Recorded data

--------------------------------

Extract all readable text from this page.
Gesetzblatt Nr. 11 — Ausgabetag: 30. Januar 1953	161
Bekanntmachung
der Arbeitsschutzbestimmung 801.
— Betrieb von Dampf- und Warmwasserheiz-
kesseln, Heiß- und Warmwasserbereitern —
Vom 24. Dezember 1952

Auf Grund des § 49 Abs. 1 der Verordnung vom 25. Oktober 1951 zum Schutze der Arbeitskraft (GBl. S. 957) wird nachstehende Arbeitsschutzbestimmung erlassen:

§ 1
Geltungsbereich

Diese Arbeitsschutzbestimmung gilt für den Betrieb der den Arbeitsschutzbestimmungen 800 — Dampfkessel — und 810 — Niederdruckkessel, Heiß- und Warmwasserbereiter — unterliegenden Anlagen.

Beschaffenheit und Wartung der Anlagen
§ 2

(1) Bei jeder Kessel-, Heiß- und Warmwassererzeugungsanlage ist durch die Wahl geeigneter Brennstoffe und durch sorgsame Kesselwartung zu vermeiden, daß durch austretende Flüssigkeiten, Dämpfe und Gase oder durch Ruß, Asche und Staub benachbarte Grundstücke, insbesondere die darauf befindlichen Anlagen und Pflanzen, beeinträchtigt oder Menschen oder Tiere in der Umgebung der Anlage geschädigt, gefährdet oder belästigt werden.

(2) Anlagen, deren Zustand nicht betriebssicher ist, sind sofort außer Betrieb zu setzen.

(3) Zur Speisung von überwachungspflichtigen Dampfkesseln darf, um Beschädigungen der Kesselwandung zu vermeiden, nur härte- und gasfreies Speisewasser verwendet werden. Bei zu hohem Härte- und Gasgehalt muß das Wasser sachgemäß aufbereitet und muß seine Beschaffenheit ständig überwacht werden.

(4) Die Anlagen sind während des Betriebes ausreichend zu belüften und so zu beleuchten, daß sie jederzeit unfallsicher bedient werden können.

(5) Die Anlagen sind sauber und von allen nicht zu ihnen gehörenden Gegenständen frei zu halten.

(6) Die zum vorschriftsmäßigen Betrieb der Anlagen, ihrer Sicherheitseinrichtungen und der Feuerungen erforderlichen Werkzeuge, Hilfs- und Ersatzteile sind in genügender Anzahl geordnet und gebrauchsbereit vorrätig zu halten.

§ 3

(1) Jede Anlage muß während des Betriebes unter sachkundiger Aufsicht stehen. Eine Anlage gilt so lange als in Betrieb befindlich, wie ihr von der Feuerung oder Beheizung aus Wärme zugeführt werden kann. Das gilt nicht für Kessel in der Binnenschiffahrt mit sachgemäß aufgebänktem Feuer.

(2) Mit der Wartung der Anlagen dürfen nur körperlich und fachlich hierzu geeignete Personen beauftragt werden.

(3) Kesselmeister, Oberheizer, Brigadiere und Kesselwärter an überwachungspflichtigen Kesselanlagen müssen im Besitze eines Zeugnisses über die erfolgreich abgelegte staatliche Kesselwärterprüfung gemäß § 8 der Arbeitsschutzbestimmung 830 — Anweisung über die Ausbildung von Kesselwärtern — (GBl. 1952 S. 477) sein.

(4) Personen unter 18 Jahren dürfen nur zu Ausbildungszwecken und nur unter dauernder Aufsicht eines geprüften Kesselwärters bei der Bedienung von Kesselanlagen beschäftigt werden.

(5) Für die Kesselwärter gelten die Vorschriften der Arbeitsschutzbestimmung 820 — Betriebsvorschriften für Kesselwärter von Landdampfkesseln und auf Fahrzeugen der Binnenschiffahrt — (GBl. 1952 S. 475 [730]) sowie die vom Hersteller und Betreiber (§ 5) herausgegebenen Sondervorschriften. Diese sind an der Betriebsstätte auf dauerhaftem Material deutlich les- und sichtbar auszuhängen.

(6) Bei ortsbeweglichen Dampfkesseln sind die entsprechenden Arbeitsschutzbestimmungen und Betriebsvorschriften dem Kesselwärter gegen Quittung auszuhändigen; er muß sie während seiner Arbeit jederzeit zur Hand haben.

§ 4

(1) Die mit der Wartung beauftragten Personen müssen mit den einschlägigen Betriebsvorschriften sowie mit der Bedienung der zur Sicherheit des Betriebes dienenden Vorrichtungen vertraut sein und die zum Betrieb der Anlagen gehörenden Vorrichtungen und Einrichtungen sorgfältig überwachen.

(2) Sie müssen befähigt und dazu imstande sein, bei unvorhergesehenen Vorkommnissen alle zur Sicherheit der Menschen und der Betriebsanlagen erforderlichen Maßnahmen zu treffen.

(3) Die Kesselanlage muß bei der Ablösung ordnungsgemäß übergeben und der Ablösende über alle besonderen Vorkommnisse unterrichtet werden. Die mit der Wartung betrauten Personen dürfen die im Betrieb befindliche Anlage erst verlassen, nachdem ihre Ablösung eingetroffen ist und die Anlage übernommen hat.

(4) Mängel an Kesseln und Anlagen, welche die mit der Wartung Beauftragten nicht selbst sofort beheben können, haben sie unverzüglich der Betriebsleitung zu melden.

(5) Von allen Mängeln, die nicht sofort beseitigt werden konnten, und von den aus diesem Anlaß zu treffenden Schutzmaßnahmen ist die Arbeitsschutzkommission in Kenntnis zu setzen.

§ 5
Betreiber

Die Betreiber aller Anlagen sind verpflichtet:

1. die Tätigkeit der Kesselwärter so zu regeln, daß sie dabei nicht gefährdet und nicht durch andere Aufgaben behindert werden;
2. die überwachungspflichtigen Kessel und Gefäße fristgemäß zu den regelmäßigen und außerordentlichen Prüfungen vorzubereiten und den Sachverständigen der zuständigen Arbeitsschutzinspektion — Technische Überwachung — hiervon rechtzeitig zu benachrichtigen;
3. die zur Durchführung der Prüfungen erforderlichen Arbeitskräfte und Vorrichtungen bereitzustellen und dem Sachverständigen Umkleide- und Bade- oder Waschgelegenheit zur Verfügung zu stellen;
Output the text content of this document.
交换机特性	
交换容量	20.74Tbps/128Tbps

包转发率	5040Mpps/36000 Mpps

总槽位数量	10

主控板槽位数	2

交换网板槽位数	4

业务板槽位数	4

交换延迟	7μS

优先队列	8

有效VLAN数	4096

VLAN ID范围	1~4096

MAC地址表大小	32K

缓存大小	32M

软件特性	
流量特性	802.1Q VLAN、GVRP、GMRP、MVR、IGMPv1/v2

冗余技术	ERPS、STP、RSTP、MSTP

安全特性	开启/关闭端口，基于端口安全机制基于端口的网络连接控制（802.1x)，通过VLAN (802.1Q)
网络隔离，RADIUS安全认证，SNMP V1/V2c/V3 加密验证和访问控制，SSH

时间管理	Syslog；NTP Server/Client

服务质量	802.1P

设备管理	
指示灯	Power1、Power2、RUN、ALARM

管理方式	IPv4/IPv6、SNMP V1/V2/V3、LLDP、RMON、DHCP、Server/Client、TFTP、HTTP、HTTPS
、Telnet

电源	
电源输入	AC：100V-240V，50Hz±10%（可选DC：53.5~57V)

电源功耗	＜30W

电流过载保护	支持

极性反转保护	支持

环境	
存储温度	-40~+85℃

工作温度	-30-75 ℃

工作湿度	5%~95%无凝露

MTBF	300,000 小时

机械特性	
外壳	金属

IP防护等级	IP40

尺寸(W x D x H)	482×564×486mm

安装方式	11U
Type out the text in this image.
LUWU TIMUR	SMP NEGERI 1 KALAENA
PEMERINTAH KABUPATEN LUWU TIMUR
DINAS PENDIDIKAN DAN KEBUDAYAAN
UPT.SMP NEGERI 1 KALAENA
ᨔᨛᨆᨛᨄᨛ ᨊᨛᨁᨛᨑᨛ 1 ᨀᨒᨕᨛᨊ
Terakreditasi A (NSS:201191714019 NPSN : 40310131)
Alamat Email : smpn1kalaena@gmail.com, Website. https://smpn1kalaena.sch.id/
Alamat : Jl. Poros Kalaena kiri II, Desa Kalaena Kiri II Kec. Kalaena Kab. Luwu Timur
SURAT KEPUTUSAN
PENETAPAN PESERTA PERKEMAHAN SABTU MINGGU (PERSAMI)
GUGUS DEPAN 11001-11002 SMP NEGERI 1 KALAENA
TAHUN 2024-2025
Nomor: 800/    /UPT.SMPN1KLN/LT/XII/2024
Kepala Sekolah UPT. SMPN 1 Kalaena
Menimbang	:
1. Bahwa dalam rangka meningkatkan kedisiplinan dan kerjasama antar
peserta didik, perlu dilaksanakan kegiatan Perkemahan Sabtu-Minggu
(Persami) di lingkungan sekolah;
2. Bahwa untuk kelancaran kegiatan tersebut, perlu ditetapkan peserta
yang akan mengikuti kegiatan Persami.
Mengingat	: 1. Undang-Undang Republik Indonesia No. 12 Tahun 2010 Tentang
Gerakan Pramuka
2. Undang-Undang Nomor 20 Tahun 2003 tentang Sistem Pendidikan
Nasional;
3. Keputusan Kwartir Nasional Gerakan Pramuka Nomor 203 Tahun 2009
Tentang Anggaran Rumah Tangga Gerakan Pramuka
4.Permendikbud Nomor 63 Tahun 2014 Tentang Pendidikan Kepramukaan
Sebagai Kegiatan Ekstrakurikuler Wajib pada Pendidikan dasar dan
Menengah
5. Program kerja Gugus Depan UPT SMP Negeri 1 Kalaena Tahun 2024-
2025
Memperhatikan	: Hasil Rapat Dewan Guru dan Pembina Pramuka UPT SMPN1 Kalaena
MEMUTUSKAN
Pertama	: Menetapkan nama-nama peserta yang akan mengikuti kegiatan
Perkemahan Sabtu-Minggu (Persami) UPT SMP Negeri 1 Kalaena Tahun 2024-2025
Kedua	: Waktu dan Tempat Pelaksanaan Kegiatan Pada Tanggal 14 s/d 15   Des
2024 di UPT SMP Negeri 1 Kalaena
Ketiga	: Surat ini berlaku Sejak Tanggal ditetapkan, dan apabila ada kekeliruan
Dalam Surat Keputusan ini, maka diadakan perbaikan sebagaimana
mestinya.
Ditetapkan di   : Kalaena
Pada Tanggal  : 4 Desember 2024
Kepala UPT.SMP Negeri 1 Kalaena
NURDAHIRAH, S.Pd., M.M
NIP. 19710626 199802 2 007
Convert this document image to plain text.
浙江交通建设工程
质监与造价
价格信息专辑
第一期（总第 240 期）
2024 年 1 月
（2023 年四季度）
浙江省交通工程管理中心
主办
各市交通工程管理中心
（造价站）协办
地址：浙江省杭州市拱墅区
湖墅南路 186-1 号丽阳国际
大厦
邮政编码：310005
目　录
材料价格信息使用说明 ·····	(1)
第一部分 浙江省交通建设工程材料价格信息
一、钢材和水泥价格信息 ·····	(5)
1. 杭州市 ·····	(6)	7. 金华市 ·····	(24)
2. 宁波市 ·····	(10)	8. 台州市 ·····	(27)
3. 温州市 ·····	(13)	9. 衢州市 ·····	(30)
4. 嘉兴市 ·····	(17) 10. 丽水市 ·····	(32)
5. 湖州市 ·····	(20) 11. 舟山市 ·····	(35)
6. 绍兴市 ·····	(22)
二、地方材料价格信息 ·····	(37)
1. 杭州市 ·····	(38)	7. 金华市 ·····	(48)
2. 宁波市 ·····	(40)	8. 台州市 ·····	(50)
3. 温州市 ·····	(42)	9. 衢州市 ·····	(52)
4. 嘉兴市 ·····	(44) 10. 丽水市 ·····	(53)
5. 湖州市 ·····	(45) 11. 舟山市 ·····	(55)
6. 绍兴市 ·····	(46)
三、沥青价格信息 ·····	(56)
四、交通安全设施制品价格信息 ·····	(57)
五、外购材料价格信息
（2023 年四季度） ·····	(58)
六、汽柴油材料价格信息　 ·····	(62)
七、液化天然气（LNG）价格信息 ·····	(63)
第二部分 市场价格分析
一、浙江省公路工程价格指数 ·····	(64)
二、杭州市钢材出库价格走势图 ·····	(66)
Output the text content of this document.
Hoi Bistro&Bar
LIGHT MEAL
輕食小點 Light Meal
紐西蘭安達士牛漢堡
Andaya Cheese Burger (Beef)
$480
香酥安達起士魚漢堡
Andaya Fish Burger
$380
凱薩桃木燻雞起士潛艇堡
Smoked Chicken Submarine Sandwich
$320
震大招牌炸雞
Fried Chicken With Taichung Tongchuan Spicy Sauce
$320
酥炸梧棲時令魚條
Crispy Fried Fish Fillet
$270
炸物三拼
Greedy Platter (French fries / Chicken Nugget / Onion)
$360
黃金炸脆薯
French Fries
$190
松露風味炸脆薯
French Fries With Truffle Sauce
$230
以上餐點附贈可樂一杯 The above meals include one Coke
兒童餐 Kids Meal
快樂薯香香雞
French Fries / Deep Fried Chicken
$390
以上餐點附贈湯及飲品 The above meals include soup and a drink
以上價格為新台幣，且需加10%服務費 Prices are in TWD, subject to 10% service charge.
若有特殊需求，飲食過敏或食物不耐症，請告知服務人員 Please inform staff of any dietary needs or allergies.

--------------------------------

**WHAT IS BEING ASKED**
Copy every line in the records above that contains the word "Fish".

**TASK SOLUTION**
Andaya Fish Burger
Crispy Fried Fish Fillet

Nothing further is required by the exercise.